PROVIDED MATERIAL -
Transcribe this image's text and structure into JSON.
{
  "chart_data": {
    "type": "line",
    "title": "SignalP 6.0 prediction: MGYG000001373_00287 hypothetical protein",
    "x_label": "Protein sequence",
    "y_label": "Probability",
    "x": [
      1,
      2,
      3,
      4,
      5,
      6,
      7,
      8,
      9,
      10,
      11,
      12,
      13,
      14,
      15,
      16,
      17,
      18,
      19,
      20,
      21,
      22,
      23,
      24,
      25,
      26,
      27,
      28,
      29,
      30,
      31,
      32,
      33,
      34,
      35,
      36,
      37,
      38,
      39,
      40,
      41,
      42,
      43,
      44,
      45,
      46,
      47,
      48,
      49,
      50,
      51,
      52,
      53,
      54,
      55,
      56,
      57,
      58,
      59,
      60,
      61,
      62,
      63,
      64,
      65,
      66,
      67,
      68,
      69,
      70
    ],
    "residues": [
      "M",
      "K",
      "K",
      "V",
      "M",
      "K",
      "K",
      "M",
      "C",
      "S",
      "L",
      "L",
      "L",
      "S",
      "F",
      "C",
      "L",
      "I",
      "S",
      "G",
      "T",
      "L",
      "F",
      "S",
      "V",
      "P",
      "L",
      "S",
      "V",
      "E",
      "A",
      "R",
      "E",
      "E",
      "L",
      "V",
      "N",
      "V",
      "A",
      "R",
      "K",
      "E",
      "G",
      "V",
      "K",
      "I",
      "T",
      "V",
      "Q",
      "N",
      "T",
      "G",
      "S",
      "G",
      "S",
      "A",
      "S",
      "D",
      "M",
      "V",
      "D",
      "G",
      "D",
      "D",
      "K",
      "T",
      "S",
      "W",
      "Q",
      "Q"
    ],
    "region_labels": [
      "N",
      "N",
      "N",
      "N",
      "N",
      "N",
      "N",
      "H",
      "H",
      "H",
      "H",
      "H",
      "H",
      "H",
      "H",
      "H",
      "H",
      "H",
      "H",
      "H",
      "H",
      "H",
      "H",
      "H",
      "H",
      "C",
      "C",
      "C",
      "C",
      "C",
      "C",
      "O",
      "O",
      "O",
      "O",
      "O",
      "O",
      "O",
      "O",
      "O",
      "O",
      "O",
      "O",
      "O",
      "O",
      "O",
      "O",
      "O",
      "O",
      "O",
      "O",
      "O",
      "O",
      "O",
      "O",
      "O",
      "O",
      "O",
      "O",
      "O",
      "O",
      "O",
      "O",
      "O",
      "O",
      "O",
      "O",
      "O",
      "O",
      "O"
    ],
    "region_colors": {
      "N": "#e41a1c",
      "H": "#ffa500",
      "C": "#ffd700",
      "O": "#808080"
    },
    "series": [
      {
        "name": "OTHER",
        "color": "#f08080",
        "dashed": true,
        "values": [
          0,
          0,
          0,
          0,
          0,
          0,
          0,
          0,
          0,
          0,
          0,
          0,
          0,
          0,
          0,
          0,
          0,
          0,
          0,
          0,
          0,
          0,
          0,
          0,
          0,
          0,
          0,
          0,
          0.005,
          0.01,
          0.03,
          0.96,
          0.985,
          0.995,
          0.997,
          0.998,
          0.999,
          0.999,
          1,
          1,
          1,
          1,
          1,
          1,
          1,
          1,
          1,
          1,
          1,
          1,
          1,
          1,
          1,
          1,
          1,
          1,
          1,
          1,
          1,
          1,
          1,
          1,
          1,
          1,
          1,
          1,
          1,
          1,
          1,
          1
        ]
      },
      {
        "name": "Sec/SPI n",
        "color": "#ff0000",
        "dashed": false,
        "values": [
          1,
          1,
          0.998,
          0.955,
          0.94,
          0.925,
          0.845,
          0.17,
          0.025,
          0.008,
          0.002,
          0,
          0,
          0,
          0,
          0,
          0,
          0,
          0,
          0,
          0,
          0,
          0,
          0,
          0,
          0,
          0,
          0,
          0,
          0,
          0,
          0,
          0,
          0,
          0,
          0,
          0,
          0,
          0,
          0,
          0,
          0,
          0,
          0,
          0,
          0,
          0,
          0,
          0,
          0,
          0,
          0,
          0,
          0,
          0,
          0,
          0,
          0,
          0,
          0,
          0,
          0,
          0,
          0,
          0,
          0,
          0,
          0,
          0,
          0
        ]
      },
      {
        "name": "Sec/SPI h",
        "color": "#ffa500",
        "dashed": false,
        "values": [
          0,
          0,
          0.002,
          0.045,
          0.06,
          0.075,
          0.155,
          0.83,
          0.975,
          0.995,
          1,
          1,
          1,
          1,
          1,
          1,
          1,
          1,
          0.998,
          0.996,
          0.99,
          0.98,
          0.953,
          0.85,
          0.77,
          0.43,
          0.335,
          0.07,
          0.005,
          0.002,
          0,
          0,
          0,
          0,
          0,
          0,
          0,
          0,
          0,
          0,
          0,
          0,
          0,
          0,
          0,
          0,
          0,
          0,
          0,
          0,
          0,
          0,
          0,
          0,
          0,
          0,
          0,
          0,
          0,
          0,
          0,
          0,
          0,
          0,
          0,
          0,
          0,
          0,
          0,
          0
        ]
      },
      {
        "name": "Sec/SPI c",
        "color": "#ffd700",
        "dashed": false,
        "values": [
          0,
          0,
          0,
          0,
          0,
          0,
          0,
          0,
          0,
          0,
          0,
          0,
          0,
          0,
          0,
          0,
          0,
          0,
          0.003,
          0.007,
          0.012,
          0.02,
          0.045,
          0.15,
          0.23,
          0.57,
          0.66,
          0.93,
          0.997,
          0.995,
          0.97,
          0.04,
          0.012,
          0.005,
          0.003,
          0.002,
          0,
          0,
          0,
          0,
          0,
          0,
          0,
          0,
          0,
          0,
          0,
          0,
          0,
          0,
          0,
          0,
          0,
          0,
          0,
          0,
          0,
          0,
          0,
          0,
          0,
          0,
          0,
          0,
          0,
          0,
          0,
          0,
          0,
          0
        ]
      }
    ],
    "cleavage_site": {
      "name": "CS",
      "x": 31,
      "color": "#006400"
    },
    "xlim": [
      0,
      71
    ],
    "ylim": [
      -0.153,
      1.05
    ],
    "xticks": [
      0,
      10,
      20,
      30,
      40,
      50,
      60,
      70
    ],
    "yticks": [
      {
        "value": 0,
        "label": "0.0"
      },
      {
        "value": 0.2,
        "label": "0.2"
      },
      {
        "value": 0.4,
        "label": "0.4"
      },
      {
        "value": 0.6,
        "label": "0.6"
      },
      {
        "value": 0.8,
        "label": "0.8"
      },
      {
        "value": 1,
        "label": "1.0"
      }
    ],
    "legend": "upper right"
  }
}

YOUR TASK - All entries are to be reproduced verbatim, with none omitted.

TASK OUTPUT -
Transcribe this image's text and structure into JSON.
{
  "chart_data": {
    "type": "line",
    "title": "SignalP 6.0 prediction: MGYG000001373_00287 hypothetical protein",
    "x_label": "Protein sequence",
    "y_label": "Probability",
    "x": [
      1,
      2,
      3,
      4,
      5,
      6,
      7,
      8,
      9,
      10,
      11,
      12,
      13,
      14,
      15,
      16,
      17,
      18,
      19,
      20,
      21,
      22,
      23,
      24,
      25,
      26,
      27,
      28,
      29,
      30,
      31,
      32,
      33,
      34,
      35,
      36,
      37,
      38,
      39,
      40,
      41,
      42,
      43,
      44,
      45,
      46,
      47,
      48,
      49,
      50,
      51,
      52,
      53,
      54,
      55,
      56,
      57,
      58,
      59,
      60,
      61,
      62,
      63,
      64,
      65,
      66,
      67,
      68,
      69,
      70
    ],
    "residues": [
      "M",
      "K",
      "K",
      "V",
      "M",
      "K",
      "K",
      "M",
      "C",
      "S",
      "L",
      "L",
      "L",
      "S",
      "F",
      "C",
      "L",
      "I",
      "S",
      "G",
      "T",
      "L",
      "F",
      "S",
      "V",
      "P",
      "L",
      "S",
      "V",
      "E",
      "A",
      "R",
      "E",
      "E",
      "L",
      "V",
      "N",
      "V",
      "A",
      "R",
      "K",
      "E",
      "G",
      "V",
      "K",
      "I",
      "T",
      "V",
      "Q",
      "N",
      "T",
      "G",
      "S",
      "G",
      "S",
      "A",
      "S",
      "D",
      "M",
      "V",
      "D",
      "G",
      "D",
      "D",
      "K",
      "T",
      "S",
      "W",
      "Q",
      "Q"
    ],
    "region_labels": [
      "N",
      "N",
      "N",
      "N",
      "N",
      "N",
      "N",
      "H",
      "H",
      "H",
      "H",
      "H",
      "H",
      "H",
      "H",
      "H",
      "H",
      "H",
      "H",
      "H",
      "H",
      "H",
      "H",
      "H",
      "H",
      "C",
      "C",
      "C",
      "C",
      "C",
      "C",
      "O",
      "O",
      "O",
      "O",
      "O",
      "O",
      "O",
      "O",
      "O",
      "O",
      "O",
      "O",
      "O",
      "O",
      "O",
      "O",
      "O",
      "O",
      "O",
      "O",
      "O",
      "O",
      "O",
      "O",
      "O",
      "O",
      "O",
      "O",
      "O",
      "O",
      "O",
      "O",
      "O",
      "O",
      "O",
      "O",
      "O",
      "O",
      "O"
    ],
    "region_colors": {
      "N": "#e41a1c",
      "H": "#ffa500",
      "C": "#ffd700",
      "O": "#808080"
    },
    "series": [
      {
        "name": "OTHER",
        "color": "#f08080",
        "dashed": true,
        "values": [
          0,
          0,
          0,
          0,
          0,
          0,
          0,
          0,
          0,
          0,
          0,
          0,
          0,
          0,
          0,
          0,
          0,
          0,
          0,
          0,
          0,
          0,
          0,
          0,
          0,
          0,
          0,
          0,
          0.005,
          0.01,
          0.03,
          0.96,
          0.985,
          0.995,
          0.997,
          0.998,
          0.999,
          0.999,
          1,
          1,
          1,
          1,
          1,
          1,
          1,
          1,
          1,
          1,
          1,
          1,
          1,
          1,
          1,
          1,
          1,
          1,
          1,
          1,
          1,
          1,
          1,
          1,
          1,
          1,
          1,
          1,
          1,
          1,
          1,
          1
        ]
      },
      {
        "name": "Sec/SPI n",
        "color": "#ff0000",
        "dashed": false,
        "values": [
          1,
          1,
          0.998,
          0.955,
          0.94,
          0.925,
          0.845,
          0.17,
          0.025,
          0.008,
          0.002,
          0,
          0,
          0,
          0,
          0,
          0,
          0,
          0,
          0,
          0,
          0,
          0,
          0,
          0,
          0,
          0,
          0,
          0,
          0,
          0,
          0,
          0,
          0,
          0,
          0,
          0,
          0,
          0,
          0,
          0,
          0,
          0,
          0,
          0,
          0,
          0,
          0,
          0,
          0,
          0,
          0,
          0,
          0,
          0,
          0,
          0,
          0,
          0,
          0,
          0,
          0,
          0,
          0,
          0,
          0,
          0,
          0,
          0,
          0
        ]
      },
      {
        "name": "Sec/SPI h",
        "color": "#ffa500",
        "dashed": false,
        "values": [
          0,
          0,
          0.002,
          0.045,
          0.06,
          0.075,
          0.155,
          0.83,
          0.975,
          0.995,
          1,
          1,
          1,
          1,
          1,
          1,
          1,
          1,
          0.998,
          0.996,
          0.99,
          0.98,
          0.953,
          0.85,
          0.77,
          0.43,
          0.335,
          0.07,
          0.005,
          0.002,
          0,
          0,
          0,
          0,
          0,
          0,
          0,
          0,
          0,
          0,
          0,
          0,
          0,
          0,
          0,
          0,
          0,
          0,
          0,
          0,
          0,
          0,
          0,
          0,
          0,
          0,
          0,
          0,
          0,
          0,
          0,
          0,
          0,
          0,
          0,
          0,
          0,
          0,
          0,
          0
        ]
      },
      {
        "name": "Sec/SPI c",
        "color": "#ffd700",
        "dashed": false,
        "values": [
          0,
          0,
          0,
          0,
          0,
          0,
          0,
          0,
          0,
          0,
          0,
          0,
          0,
          0,
          0,
          0,
          0,
          0,
          0.003,
          0.007,
          0.012,
          0.02,
          0.045,
          0.15,
          0.23,
          0.57,
          0.66,
          0.93,
          0.997,
          0.995,
          0.97,
          0.04,
          0.012,
          0.005,
          0.003,
          0.002,
          0,
          0,
          0,
          0,
          0,
          0,
          0,
          0,
          0,
          0,
          0,
          0,
          0,
          0,
          0,
          0,
          0,
          0,
          0,
          0,
          0,
          0,
          0,
          0,
          0,
          0,
          0,
          0,
          0,
          0,
          0,
          0,
          0,
          0
        ]
      }
    ],
    "cleavage_site": {
      "name": "CS",
      "x": 31,
      "color": "#006400"
    },
    "xlim": [
      0,
      71
    ],
    "ylim": [
      -0.153,
      1.05
    ],
    "xticks": [
      0,
      10,
      20,
      30,
      40,
      50,
      60,
      70
    ],
    "yticks": [
      {
        "value": 0,
        "label": "0.0"
      },
      {
        "value": 0.2,
        "label": "0.2"
      },
      {
        "value": 0.4,
        "label": "0.4"
      },
      {
        "value": 0.6,
        "label": "0.6"
      },
      {
        "value": 0.8,
        "label": "0.8"
      },
      {
        "value": 1,
        "label": "1.0"
      }
    ],
    "legend": "upper right"
  }
}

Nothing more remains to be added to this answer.